■ **PROBLEM**:
Skip any picture you find and retype all the remaining lines exactly.

■ **Figure data in JSON**:
◇ ◇ ◇ ◇

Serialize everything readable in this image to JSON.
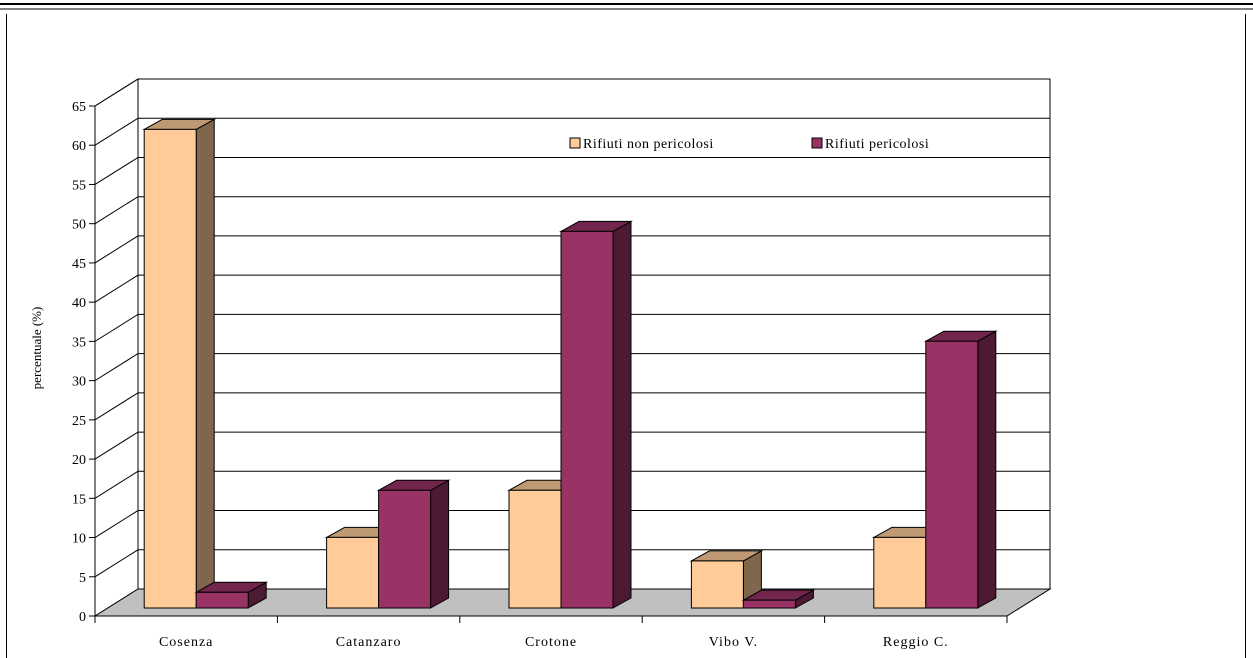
{
  "chart_data": {
    "type": "bar",
    "title": "",
    "xlabel": "",
    "ylabel": "percentuale (%)",
    "ylim": [
      0,
      65
    ],
    "yticks": [
      0,
      5,
      10,
      15,
      20,
      25,
      30,
      35,
      40,
      45,
      50,
      55,
      60,
      65
    ],
    "grid": true,
    "legend_position": "top-right",
    "categories": [
      "Cosenza",
      "Catanzaro",
      "Crotone",
      "Vibo V.",
      "Reggio C."
    ],
    "series": [
      {
        "name": "Rifiuti non pericolosi",
        "color": "#FFCC99",
        "side_color": "#7F664D",
        "top_color": "#BF9973",
        "values": [
          61,
          9,
          15,
          6,
          9
        ]
      },
      {
        "name": "Rifiuti pericolosi",
        "color": "#993366",
        "side_color": "#4C1A33",
        "top_color": "#73264D",
        "values": [
          2,
          15,
          48,
          1,
          34
        ]
      }
    ]
  }
}
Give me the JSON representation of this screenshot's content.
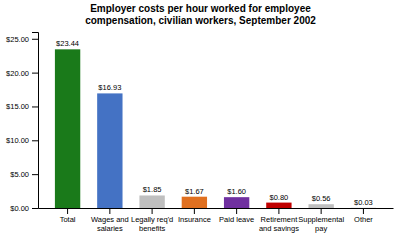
{
  "chart_data": {
    "type": "bar",
    "title": "Employer costs per hour worked for employee\ncompensation, civilian workers, September 2002",
    "categories": [
      "Total",
      "Wages and\nsalaries",
      "Legally req'd\nbenefits",
      "Insurance",
      "Paid leave",
      "Retirement\nand savings",
      "Supplemental\npay",
      "Other"
    ],
    "values": [
      23.44,
      16.93,
      1.85,
      1.67,
      1.6,
      0.8,
      0.56,
      0.03
    ],
    "value_labels": [
      "$23.44",
      "$16.93",
      "$1.85",
      "$1.67",
      "$1.60",
      "$0.80",
      "$0.56",
      "$0.03"
    ],
    "data_labels": true,
    "colors": [
      "#1a7a1a",
      "#4472c4",
      "#bfbfbf",
      "#e07020",
      "#7030a0",
      "#c00000",
      "#bfbfbf",
      "#bfbfbf"
    ],
    "ylim": [
      0,
      26
    ],
    "yticks": [
      {
        "value": 0,
        "label": "$0.00"
      },
      {
        "value": 5,
        "label": "$5.00"
      },
      {
        "value": 10,
        "label": "$10.00"
      },
      {
        "value": 15,
        "label": "$15.00"
      },
      {
        "value": 20,
        "label": "$20.00"
      },
      {
        "value": 25,
        "label": "$25.00"
      }
    ],
    "grid": false
  }
}
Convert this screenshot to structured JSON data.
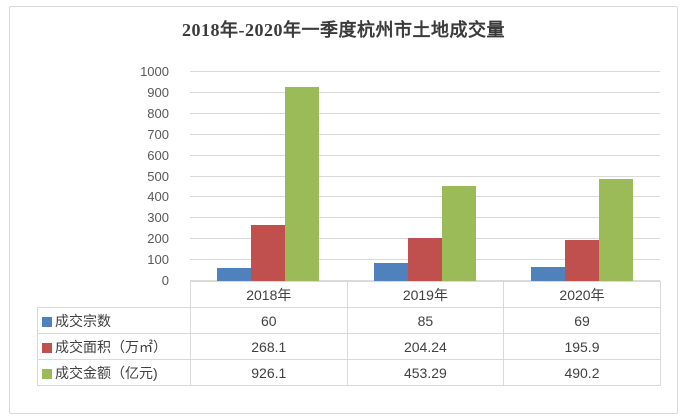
{
  "chart_data": {
    "type": "bar",
    "title": "2018年-2020年一季度杭州市土地成交量",
    "categories": [
      "2018年",
      "2019年",
      "2020年"
    ],
    "series": [
      {
        "name": "成交宗数",
        "color": "#4F81BD",
        "values": [
          60,
          85,
          69
        ]
      },
      {
        "name": "成交面积（万㎡）",
        "color": "#C0504D",
        "values": [
          268.1,
          204.24,
          195.9
        ]
      },
      {
        "name": "成交金额（亿元)",
        "color": "#9BBB59",
        "values": [
          926.1,
          453.29,
          490.2
        ]
      }
    ],
    "ylim": [
      0,
      1000
    ],
    "yticks": [
      0,
      100,
      200,
      300,
      400,
      500,
      600,
      700,
      800,
      900,
      1000
    ],
    "grid": true,
    "legend_position": "data-table-left",
    "colors": {
      "gridline": "#d9d9d9",
      "axis_text": "#595959",
      "table_text": "#404040",
      "border": "#d9d9d9"
    }
  }
}
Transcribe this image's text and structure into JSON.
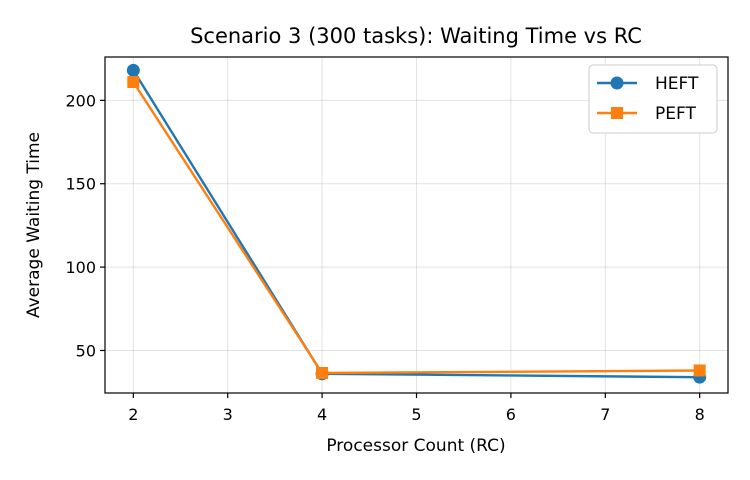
{
  "chart_data": {
    "type": "line",
    "title": "Scenario 3 (300 tasks): Waiting Time vs RC",
    "xlabel": "Processor Count (RC)",
    "ylabel": "Average Waiting Time",
    "x": [
      2,
      4,
      8
    ],
    "xlim": [
      1.7,
      8.3
    ],
    "ylim": [
      24.5,
      226
    ],
    "xticks": [
      "2",
      "3",
      "4",
      "5",
      "6",
      "7",
      "8"
    ],
    "yticks": [
      "50",
      "100",
      "150",
      "200"
    ],
    "grid": true,
    "legend_position": "top-right",
    "series": [
      {
        "name": "HEFT",
        "values": [
          218,
          36,
          34
        ],
        "color": "#1f77b4",
        "marker": "circle"
      },
      {
        "name": "PEFT",
        "values": [
          211,
          36.5,
          38
        ],
        "color": "#ff7f0e",
        "marker": "square"
      }
    ]
  }
}
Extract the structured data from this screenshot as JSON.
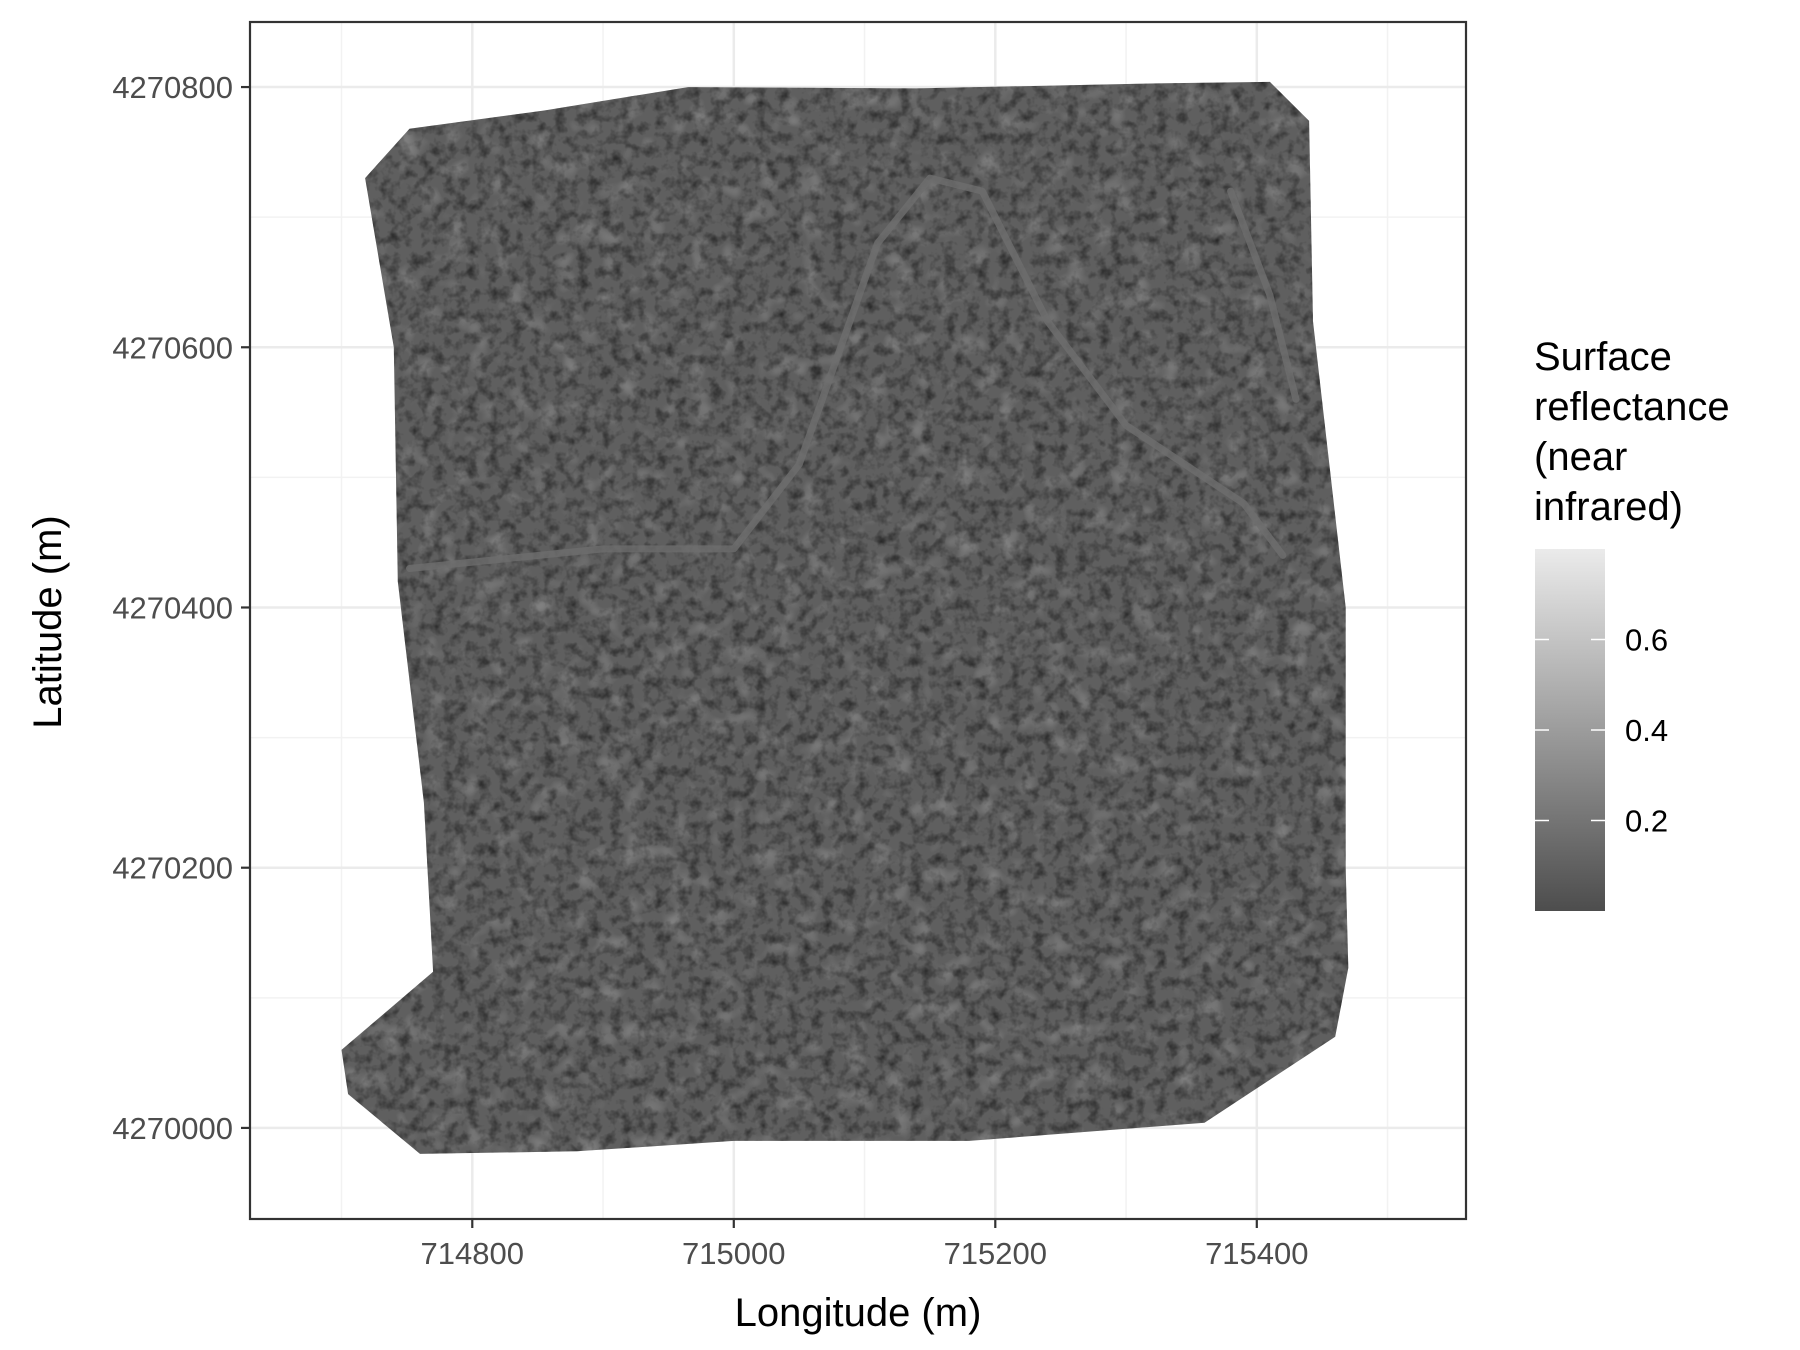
{
  "chart_data": {
    "type": "heatmap",
    "description_kind": "raster map",
    "x_axis": {
      "label": "Longitude (m)",
      "ticks": [
        714800,
        715000,
        715200,
        715400
      ],
      "tick_labels": [
        "714800",
        "715000",
        "715200",
        "715400"
      ],
      "range": [
        714630,
        715560
      ]
    },
    "y_axis": {
      "label": "Latitude (m)",
      "ticks": [
        4270000,
        4270200,
        4270400,
        4270600,
        4270800
      ],
      "tick_labels": [
        "4270000",
        "4270200",
        "4270400",
        "4270600",
        "4270800"
      ],
      "range": [
        4269930,
        4270850
      ]
    },
    "grid": true,
    "legend": {
      "title_lines": [
        "Surface",
        "reflectance",
        "(near",
        "infrared)"
      ],
      "ticks": [
        0.2,
        0.4,
        0.6
      ],
      "tick_labels": [
        "0.2",
        "0.4",
        "0.6"
      ],
      "range": [
        0.0,
        0.8
      ],
      "placement": "right",
      "color_low": "#4d4d4d",
      "color_high": "#ebebeb"
    },
    "raster_footprint": [
      [
        714718,
        4270730
      ],
      [
        714752,
        4270768
      ],
      [
        714855,
        4270782
      ],
      [
        714965,
        4270800
      ],
      [
        715140,
        4270799
      ],
      [
        715330,
        4270803
      ],
      [
        715410,
        4270804
      ],
      [
        715440,
        4270774
      ],
      [
        715443,
        4270620
      ],
      [
        715468,
        4270400
      ],
      [
        715468,
        4270200
      ],
      [
        715470,
        4270123
      ],
      [
        715460,
        4270070
      ],
      [
        715360,
        4270004
      ],
      [
        715180,
        4269990
      ],
      [
        715000,
        4269990
      ],
      [
        714880,
        4269982
      ],
      [
        714760,
        4269980
      ],
      [
        714705,
        4270026
      ],
      [
        714700,
        4270060
      ],
      [
        714770,
        4270120
      ],
      [
        714763,
        4270250
      ],
      [
        714743,
        4270420
      ],
      [
        714740,
        4270600
      ]
    ],
    "mean_reflectance": 0.12,
    "features": [
      {
        "kind": "track",
        "points": [
          [
            714752,
            4270430
          ],
          [
            714900,
            4270445
          ],
          [
            715000,
            4270445
          ],
          [
            715050,
            4270510
          ],
          [
            715110,
            4270680
          ],
          [
            715150,
            4270730
          ],
          [
            715190,
            4270720
          ],
          [
            715240,
            4270620
          ],
          [
            715300,
            4270540
          ],
          [
            715390,
            4270480
          ],
          [
            715420,
            4270440
          ]
        ]
      },
      {
        "kind": "track",
        "points": [
          [
            715380,
            4270720
          ],
          [
            715410,
            4270640
          ],
          [
            715430,
            4270560
          ]
        ]
      }
    ]
  }
}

◇ ◇ ◇ ◇

■ **SOLUTION FOR THIS PROBLEM**:
Serialize everything readable in this image to JSON.
{
  "chart_data": {
    "type": "bar",
    "title": "",
    "xlabel": "",
    "ylabel": "percentuale (%)",
    "ylim": [
      0,
      65
    ],
    "yticks": [
      0,
      5,
      10,
      15,
      20,
      25,
      30,
      35,
      40,
      45,
      50,
      55,
      60,
      65
    ],
    "grid": true,
    "legend_position": "top-right",
    "categories": [
      "Cosenza",
      "Catanzaro",
      "Crotone",
      "Vibo V.",
      "Reggio C."
    ],
    "series": [
      {
        "name": "Rifiuti non pericolosi",
        "color": "#FFCC99",
        "side_color": "#7F664D",
        "top_color": "#BF9973",
        "values": [
          61,
          9,
          15,
          6,
          9
        ]
      },
      {
        "name": "Rifiuti pericolosi",
        "color": "#993366",
        "side_color": "#4C1A33",
        "top_color": "#73264D",
        "values": [
          2,
          15,
          48,
          1,
          34
        ]
      }
    ]
  }
}
Give me the JSON representation of this screenshot's content.
{
  "chart_data": {
    "type": "bar",
    "title": "Employer costs per hour worked for employee\ncompensation, civilian workers, September 2002",
    "categories": [
      "Total",
      "Wages and\nsalaries",
      "Legally req'd\nbenefits",
      "Insurance",
      "Paid leave",
      "Retirement\nand savings",
      "Supplemental\npay",
      "Other"
    ],
    "values": [
      23.44,
      16.93,
      1.85,
      1.67,
      1.6,
      0.8,
      0.56,
      0.03
    ],
    "value_labels": [
      "$23.44",
      "$16.93",
      "$1.85",
      "$1.67",
      "$1.60",
      "$0.80",
      "$0.56",
      "$0.03"
    ],
    "data_labels": true,
    "colors": [
      "#1a7a1a",
      "#4472c4",
      "#bfbfbf",
      "#e07020",
      "#7030a0",
      "#c00000",
      "#bfbfbf",
      "#bfbfbf"
    ],
    "ylim": [
      0,
      26
    ],
    "yticks": [
      {
        "value": 0,
        "label": "$0.00"
      },
      {
        "value": 5,
        "label": "$5.00"
      },
      {
        "value": 10,
        "label": "$10.00"
      },
      {
        "value": 15,
        "label": "$15.00"
      },
      {
        "value": 20,
        "label": "$20.00"
      },
      {
        "value": 25,
        "label": "$25.00"
      }
    ],
    "grid": false
  }
}
Convert this screenshot to structured JSON data.
{
  "chart_data": {
    "type": "bar",
    "title": "2018年-2020年一季度杭州市土地成交量",
    "categories": [
      "2018年",
      "2019年",
      "2020年"
    ],
    "series": [
      {
        "name": "成交宗数",
        "color": "#4F81BD",
        "values": [
          60,
          85,
          69
        ]
      },
      {
        "name": "成交面积（万㎡）",
        "color": "#C0504D",
        "values": [
          268.1,
          204.24,
          195.9
        ]
      },
      {
        "name": "成交金额（亿元)",
        "color": "#9BBB59",
        "values": [
          926.1,
          453.29,
          490.2
        ]
      }
    ],
    "ylim": [
      0,
      1000
    ],
    "yticks": [
      0,
      100,
      200,
      300,
      400,
      500,
      600,
      700,
      800,
      900,
      1000
    ],
    "grid": true,
    "legend_position": "data-table-left",
    "colors": {
      "gridline": "#d9d9d9",
      "axis_text": "#595959",
      "table_text": "#404040",
      "border": "#d9d9d9"
    }
  }
}
Transcribe this image's text and structure into JSON.
{
  "chart_data": {
    "type": "line",
    "title": "Scenario 3 (300 tasks): Waiting Time vs RC",
    "xlabel": "Processor Count (RC)",
    "ylabel": "Average Waiting Time",
    "x": [
      2,
      4,
      8
    ],
    "xlim": [
      1.7,
      8.3
    ],
    "ylim": [
      24.5,
      226
    ],
    "xticks": [
      "2",
      "3",
      "4",
      "5",
      "6",
      "7",
      "8"
    ],
    "yticks": [
      "50",
      "100",
      "150",
      "200"
    ],
    "grid": true,
    "legend_position": "top-right",
    "series": [
      {
        "name": "HEFT",
        "values": [
          218,
          36,
          34
        ],
        "color": "#1f77b4",
        "marker": "circle"
      },
      {
        "name": "PEFT",
        "values": [
          211,
          36.5,
          38
        ],
        "color": "#ff7f0e",
        "marker": "square"
      }
    ]
  }
}
Extract the structured data from this screenshot as JSON.
{
  "chart_data": {
    "type": "heatmap",
    "description_kind": "raster map",
    "x_axis": {
      "label": "Longitude (m)",
      "ticks": [
        714800,
        715000,
        715200,
        715400
      ],
      "tick_labels": [
        "714800",
        "715000",
        "715200",
        "715400"
      ],
      "range": [
        714630,
        715560
      ]
    },
    "y_axis": {
      "label": "Latitude (m)",
      "ticks": [
        4270000,
        4270200,
        4270400,
        4270600,
        4270800
      ],
      "tick_labels": [
        "4270000",
        "4270200",
        "4270400",
        "4270600",
        "4270800"
      ],
      "range": [
        4269930,
        4270850
      ]
    },
    "grid": true,
    "legend": {
      "title_lines": [
        "Surface",
        "reflectance",
        "(near",
        "infrared)"
      ],
      "ticks": [
        0.2,
        0.4,
        0.6
      ],
      "tick_labels": [
        "0.2",
        "0.4",
        "0.6"
      ],
      "range": [
        0.0,
        0.8
      ],
      "placement": "right",
      "color_low": "#4d4d4d",
      "color_high": "#ebebeb"
    },
    "raster_footprint": [
      [
        714718,
        4270730
      ],
      [
        714752,
        4270768
      ],
      [
        714855,
        4270782
      ],
      [
        714965,
        4270800
      ],
      [
        715140,
        4270799
      ],
      [
        715330,
        4270803
      ],
      [
        715410,
        4270804
      ],
      [
        715440,
        4270774
      ],
      [
        715443,
        4270620
      ],
      [
        715468,
        4270400
      ],
      [
        715468,
        4270200
      ],
      [
        715470,
        4270123
      ],
      [
        715460,
        4270070
      ],
      [
        715360,
        4270004
      ],
      [
        715180,
        4269990
      ],
      [
        715000,
        4269990
      ],
      [
        714880,
        4269982
      ],
      [
        714760,
        4269980
      ],
      [
        714705,
        4270026
      ],
      [
        714700,
        4270060
      ],
      [
        714770,
        4270120
      ],
      [
        714763,
        4270250
      ],
      [
        714743,
        4270420
      ],
      [
        714740,
        4270600
      ]
    ],
    "mean_reflectance": 0.12,
    "features": [
      {
        "kind": "track",
        "points": [
          [
            714752,
            4270430
          ],
          [
            714900,
            4270445
          ],
          [
            715000,
            4270445
          ],
          [
            715050,
            4270510
          ],
          [
            715110,
            4270680
          ],
          [
            715150,
            4270730
          ],
          [
            715190,
            4270720
          ],
          [
            715240,
            4270620
          ],
          [
            715300,
            4270540
          ],
          [
            715390,
            4270480
          ],
          [
            715420,
            4270440
          ]
        ]
      },
      {
        "kind": "track",
        "points": [
          [
            715380,
            4270720
          ],
          [
            715410,
            4270640
          ],
          [
            715430,
            4270560
          ]
        ]
      }
    ]
  }
}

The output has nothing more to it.